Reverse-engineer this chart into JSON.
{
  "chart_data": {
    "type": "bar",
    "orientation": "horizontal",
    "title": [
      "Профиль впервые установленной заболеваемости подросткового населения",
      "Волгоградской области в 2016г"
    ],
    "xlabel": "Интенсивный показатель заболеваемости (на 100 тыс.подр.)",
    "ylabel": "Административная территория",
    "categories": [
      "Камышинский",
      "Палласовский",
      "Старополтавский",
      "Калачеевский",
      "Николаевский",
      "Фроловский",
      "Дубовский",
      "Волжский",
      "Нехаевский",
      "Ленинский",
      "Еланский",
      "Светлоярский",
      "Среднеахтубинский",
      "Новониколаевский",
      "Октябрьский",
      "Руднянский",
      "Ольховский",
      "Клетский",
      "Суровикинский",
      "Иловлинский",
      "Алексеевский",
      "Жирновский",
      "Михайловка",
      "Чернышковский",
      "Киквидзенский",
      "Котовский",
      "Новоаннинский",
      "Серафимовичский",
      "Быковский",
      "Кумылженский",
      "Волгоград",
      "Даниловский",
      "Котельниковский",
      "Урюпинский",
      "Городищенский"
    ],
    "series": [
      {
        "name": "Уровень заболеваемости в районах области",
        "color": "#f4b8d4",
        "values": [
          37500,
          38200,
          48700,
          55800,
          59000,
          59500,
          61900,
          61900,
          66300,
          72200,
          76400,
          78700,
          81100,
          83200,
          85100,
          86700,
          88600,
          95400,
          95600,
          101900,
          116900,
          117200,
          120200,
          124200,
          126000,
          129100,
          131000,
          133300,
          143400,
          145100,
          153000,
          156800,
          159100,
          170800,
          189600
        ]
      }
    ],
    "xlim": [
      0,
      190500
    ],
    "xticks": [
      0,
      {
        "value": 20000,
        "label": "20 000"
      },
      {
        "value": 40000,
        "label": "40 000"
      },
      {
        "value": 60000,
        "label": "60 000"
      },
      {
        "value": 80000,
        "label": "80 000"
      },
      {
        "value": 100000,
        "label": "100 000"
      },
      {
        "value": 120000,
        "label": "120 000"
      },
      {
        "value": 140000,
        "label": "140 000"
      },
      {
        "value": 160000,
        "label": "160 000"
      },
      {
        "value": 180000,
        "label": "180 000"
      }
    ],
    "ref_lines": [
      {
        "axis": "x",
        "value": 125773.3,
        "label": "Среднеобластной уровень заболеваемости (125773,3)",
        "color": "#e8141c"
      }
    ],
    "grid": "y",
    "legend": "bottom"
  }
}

_Exercise task_
Search the preceding listing for "заболеваемости" and extract every line where it is found.

_Result of the task_
      "Профиль впервые установленной заболеваемости подросткового населения",
    "xlabel": "Интенсивный показатель заболеваемости (на 100 тыс.подр.)",
        "name": "Уровень заболеваемости в районах области",
        "label": "Среднеобластной уровень заболеваемости (125773,3)",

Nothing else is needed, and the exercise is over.